▶ _Data supplied_
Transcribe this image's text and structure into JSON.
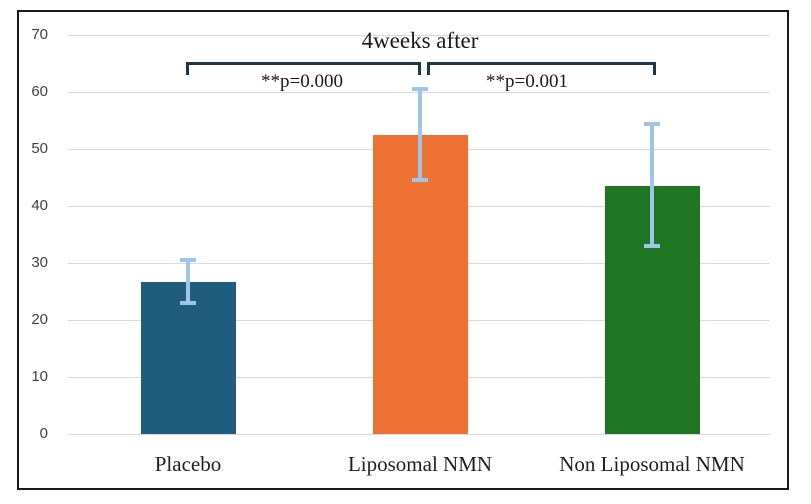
{
  "figure": {
    "title": "4weeks after"
  },
  "chart_data": {
    "type": "bar",
    "title": "4weeks after",
    "categories": [
      "Placebo",
      "Liposomal NMN",
      "Non Liposomal NMN"
    ],
    "values": [
      26.6,
      52.5,
      43.5
    ],
    "error_bars": [
      {
        "low": 23.0,
        "high": 30.5
      },
      {
        "low": 44.5,
        "high": 60.5
      },
      {
        "low": 33.0,
        "high": 54.3
      }
    ],
    "bar_colors": [
      "#1f5c7d",
      "#ed7132",
      "#1e7623"
    ],
    "error_bar_color": "#9fc5e8",
    "significance_brackets": [
      {
        "label": "**p=0.000",
        "between": [
          "Placebo",
          "Liposomal NMN"
        ]
      },
      {
        "label": "**p=0.001",
        "between": [
          "Liposomal NMN",
          "Non Liposomal NMN"
        ]
      }
    ],
    "bracket_color": "#1f3447",
    "xlabel": "",
    "ylabel": "",
    "ylim": [
      0,
      70
    ],
    "yticks": [
      0,
      10,
      20,
      30,
      40,
      50,
      60,
      70
    ],
    "grid": true,
    "gridline_color": "#d9d9d9",
    "legend": "none",
    "frame_border_color": "#1a1a1a"
  }
}
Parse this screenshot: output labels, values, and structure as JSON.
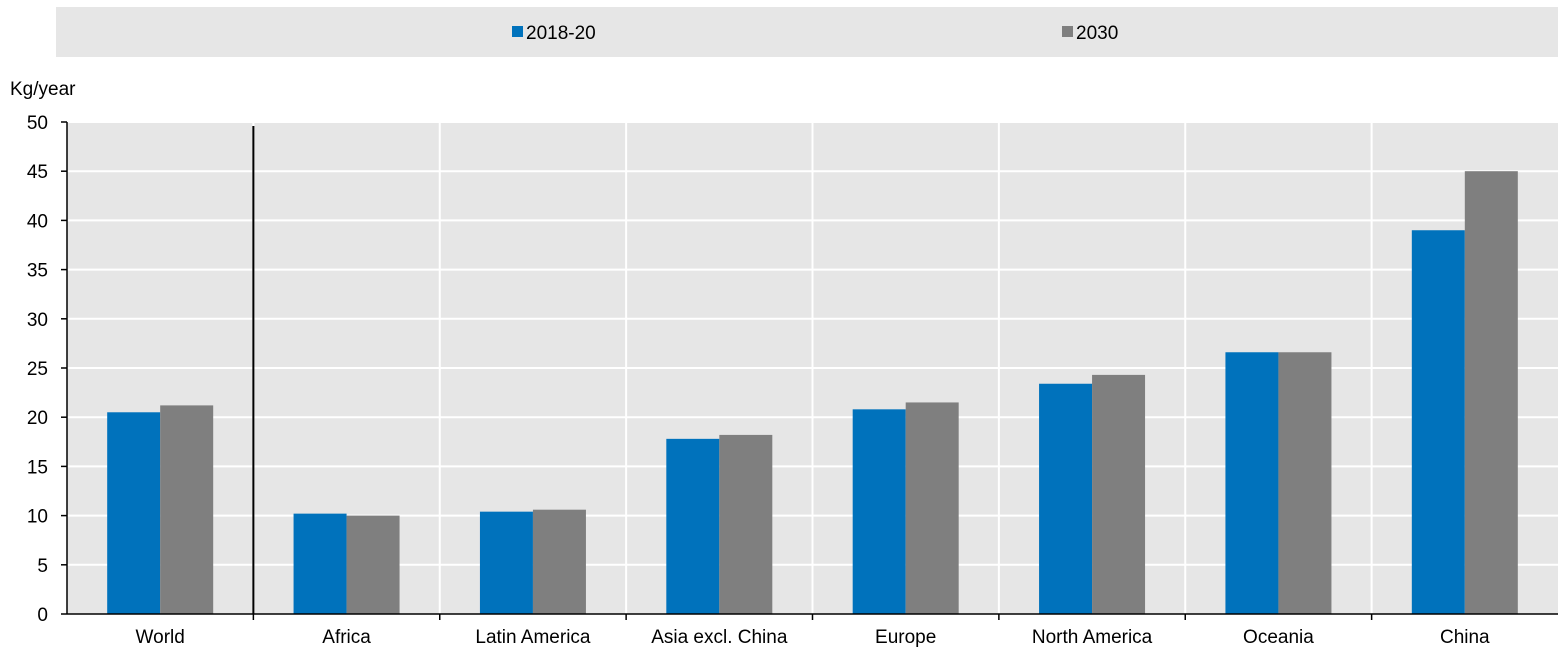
{
  "chart_data": {
    "type": "bar",
    "unit_label": "Kg/year",
    "categories": [
      "World",
      "Africa",
      "Latin America",
      "Asia excl. China",
      "Europe",
      "North America",
      "Oceania",
      "China"
    ],
    "series": [
      {
        "name": "2018-20",
        "color": "#0072BC",
        "values": [
          20.5,
          10.2,
          10.4,
          17.8,
          20.8,
          23.4,
          26.6,
          39.0
        ]
      },
      {
        "name": "2030",
        "color": "#7F7F7F",
        "values": [
          21.2,
          10.0,
          10.6,
          18.2,
          21.5,
          24.3,
          26.6,
          45.0
        ]
      }
    ],
    "ylim": [
      0,
      50
    ],
    "yticks": [
      0,
      5,
      10,
      15,
      20,
      25,
      30,
      35,
      40,
      45,
      50
    ],
    "grid": true,
    "legend_position": "top",
    "separator_after": "World"
  }
}
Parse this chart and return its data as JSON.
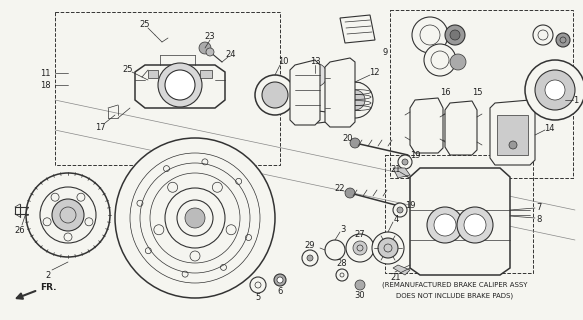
{
  "bg_color": "#f5f5f0",
  "line_color": "#333333",
  "text_color": "#222222",
  "note_line1": "(REMANUFACTURED BRAKE CALIPER ASSY",
  "note_line2": "DOES NOT INCLUDE BRAKE PADS)",
  "figsize": [
    5.83,
    3.2
  ],
  "dpi": 100
}
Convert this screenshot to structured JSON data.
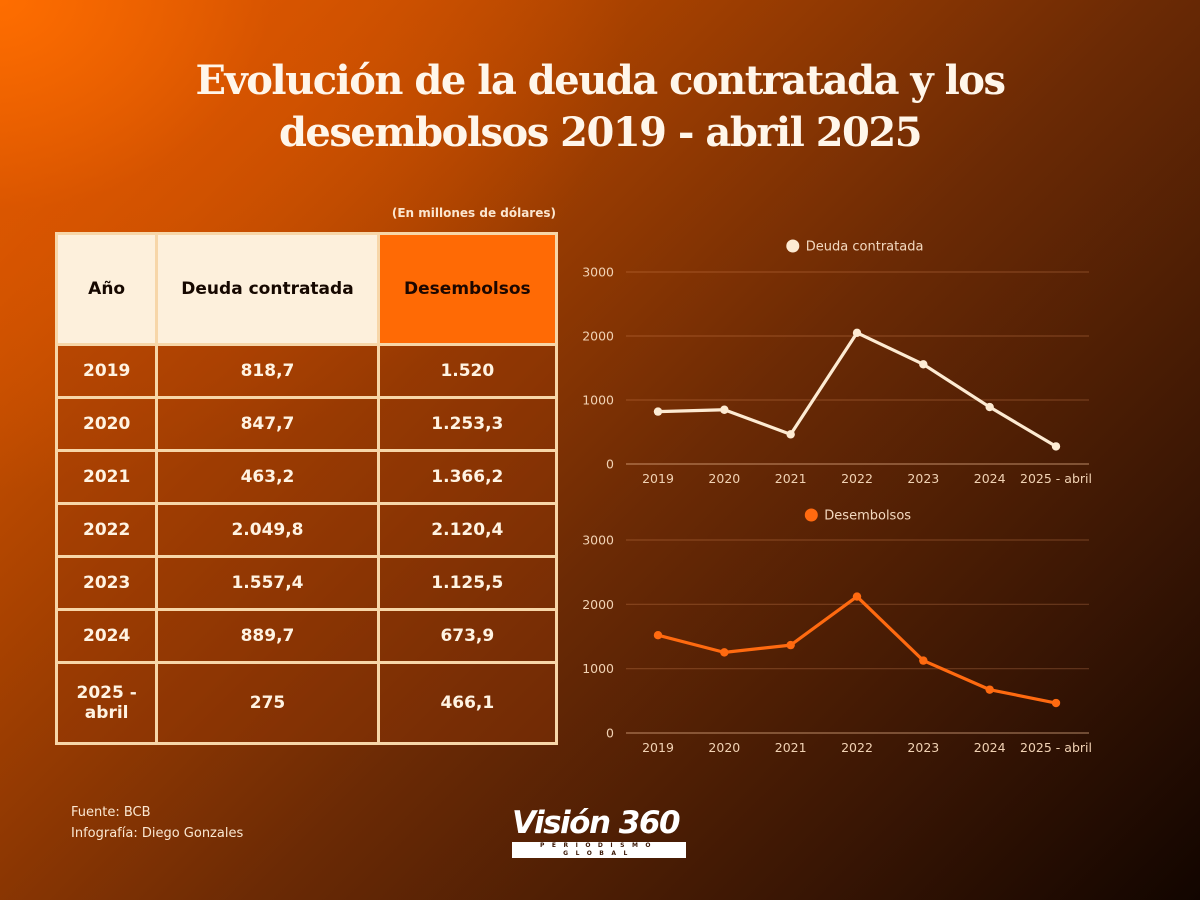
{
  "title": {
    "line1": "Evolución de la deuda contratada y los",
    "line2": "desembolsos 2019 - abril 2025"
  },
  "units_note": "(En millones de dólares)",
  "table": {
    "headers": [
      "Año",
      "Deuda contratada",
      "Desembolsos"
    ],
    "rows": [
      {
        "year": "2019",
        "deuda": "818,7",
        "desembolsos": "1.520"
      },
      {
        "year": "2020",
        "deuda": "847,7",
        "desembolsos": "1.253,3"
      },
      {
        "year": "2021",
        "deuda": "463,2",
        "desembolsos": "1.366,2"
      },
      {
        "year": "2022",
        "deuda": "2.049,8",
        "desembolsos": "2.120,4"
      },
      {
        "year": "2023",
        "deuda": "1.557,4",
        "desembolsos": "1.125,5"
      },
      {
        "year": "2024",
        "deuda": "889,7",
        "desembolsos": "673,9"
      },
      {
        "year_line1": "2025 -",
        "year_line2": "abril",
        "deuda": "275",
        "desembolsos": "466,1"
      }
    ]
  },
  "chart_data": [
    {
      "type": "line",
      "title": "",
      "legend": "Deuda contratada",
      "legend_placement": "top-center",
      "categories": [
        "2019",
        "2020",
        "2021",
        "2022",
        "2023",
        "2024",
        "2025 - abril"
      ],
      "series": [
        {
          "name": "Deuda contratada",
          "values": [
            818.7,
            847.7,
            463.2,
            2049.8,
            1557.4,
            889.7,
            275
          ],
          "color": "#fdebd3"
        }
      ],
      "xlabel": "",
      "ylabel": "",
      "ylim": [
        0,
        3000
      ],
      "yticks": [
        0,
        1000,
        2000,
        3000
      ],
      "grid": true
    },
    {
      "type": "line",
      "title": "",
      "legend": "Desembolsos",
      "legend_placement": "top-center",
      "categories": [
        "2019",
        "2020",
        "2021",
        "2022",
        "2023",
        "2024",
        "2025 - abril"
      ],
      "series": [
        {
          "name": "Desembolsos",
          "values": [
            1520,
            1253.3,
            1366.2,
            2120.4,
            1125.5,
            673.9,
            466.1
          ],
          "color": "#ff6a10"
        }
      ],
      "xlabel": "",
      "ylabel": "",
      "ylim": [
        0,
        3000
      ],
      "yticks": [
        0,
        1000,
        2000,
        3000
      ],
      "grid": true
    }
  ],
  "footer": {
    "source": "Fuente: BCB",
    "credit": "Infografía: Diego Gonzales"
  },
  "logo": {
    "name": "Visión 360",
    "tagline": "PERIODISMO GLOBAL"
  },
  "colors": {
    "header_light": "#fdf0dc",
    "header_accent": "#ff6a05",
    "grid_border": "#f7d6a8"
  }
}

▶ _Stated exercise_
Take every line above carrying "screenshot" and return it.

▶ _Correct response_
Parse this screenshot: output labels, values, and structure as JSON.
Convert this screenshot to structured JSON data.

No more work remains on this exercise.